- [Aim of the task]:
Type every record exactly as it appears.

- [A block of data]:
=-=-=-=-=
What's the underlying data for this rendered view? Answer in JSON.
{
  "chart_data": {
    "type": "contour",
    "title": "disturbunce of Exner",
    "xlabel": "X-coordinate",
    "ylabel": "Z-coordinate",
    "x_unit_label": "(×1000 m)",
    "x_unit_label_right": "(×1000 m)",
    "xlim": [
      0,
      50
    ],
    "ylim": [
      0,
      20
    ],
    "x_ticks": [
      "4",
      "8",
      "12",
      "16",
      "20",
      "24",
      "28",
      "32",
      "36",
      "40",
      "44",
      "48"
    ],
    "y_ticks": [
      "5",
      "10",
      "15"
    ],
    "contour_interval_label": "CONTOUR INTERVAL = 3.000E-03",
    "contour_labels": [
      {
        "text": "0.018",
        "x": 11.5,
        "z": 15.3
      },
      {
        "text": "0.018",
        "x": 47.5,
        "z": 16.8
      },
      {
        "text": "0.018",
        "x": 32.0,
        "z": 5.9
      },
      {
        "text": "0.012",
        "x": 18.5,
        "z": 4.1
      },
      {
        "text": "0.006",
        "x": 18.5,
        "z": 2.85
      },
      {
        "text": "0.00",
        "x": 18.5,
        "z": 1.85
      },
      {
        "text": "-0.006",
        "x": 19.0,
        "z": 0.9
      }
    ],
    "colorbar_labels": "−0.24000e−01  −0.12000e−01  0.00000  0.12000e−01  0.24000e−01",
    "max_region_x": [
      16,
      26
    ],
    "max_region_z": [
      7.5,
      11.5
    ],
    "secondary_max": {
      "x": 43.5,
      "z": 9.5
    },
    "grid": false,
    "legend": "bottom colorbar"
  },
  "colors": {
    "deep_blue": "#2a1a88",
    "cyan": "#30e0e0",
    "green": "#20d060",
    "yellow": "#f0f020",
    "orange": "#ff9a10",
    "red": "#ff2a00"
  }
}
=-=-=-=-=
- [Answer to the problem]:
What's the underlying data for this rendered view? Answer in JSON.
{
  "chart_data": {
    "type": "contour",
    "title": "disturbunce of Exner",
    "xlabel": "X-coordinate",
    "ylabel": "Z-coordinate",
    "x_unit_label": "(×1000 m)",
    "x_unit_label_right": "(×1000 m)",
    "xlim": [
      0,
      50
    ],
    "ylim": [
      0,
      20
    ],
    "x_ticks": [
      "4",
      "8",
      "12",
      "16",
      "20",
      "24",
      "28",
      "32",
      "36",
      "40",
      "44",
      "48"
    ],
    "y_ticks": [
      "5",
      "10",
      "15"
    ],
    "contour_interval_label": "CONTOUR INTERVAL = 3.000E-03",
    "contour_labels": [
      {
        "text": "0.018",
        "x": 11.5,
        "z": 15.3
      },
      {
        "text": "0.018",
        "x": 47.5,
        "z": 16.8
      },
      {
        "text": "0.018",
        "x": 32.0,
        "z": 5.9
      },
      {
        "text": "0.012",
        "x": 18.5,
        "z": 4.1
      },
      {
        "text": "0.006",
        "x": 18.5,
        "z": 2.85
      },
      {
        "text": "0.00",
        "x": 18.5,
        "z": 1.85
      },
      {
        "text": "-0.006",
        "x": 19.0,
        "z": 0.9
      }
    ],
    "colorbar_labels": "−0.24000e−01  −0.12000e−01  0.00000  0.12000e−01  0.24000e−01",
    "max_region_x": [
      16,
      26
    ],
    "max_region_z": [
      7.5,
      11.5
    ],
    "secondary_max": {
      "x": 43.5,
      "z": 9.5
    },
    "grid": false,
    "legend": "bottom colorbar"
  },
  "colors": {
    "deep_blue": "#2a1a88",
    "cyan": "#30e0e0",
    "green": "#20d060",
    "yellow": "#f0f020",
    "orange": "#ff9a10",
    "red": "#ff2a00"
  }
}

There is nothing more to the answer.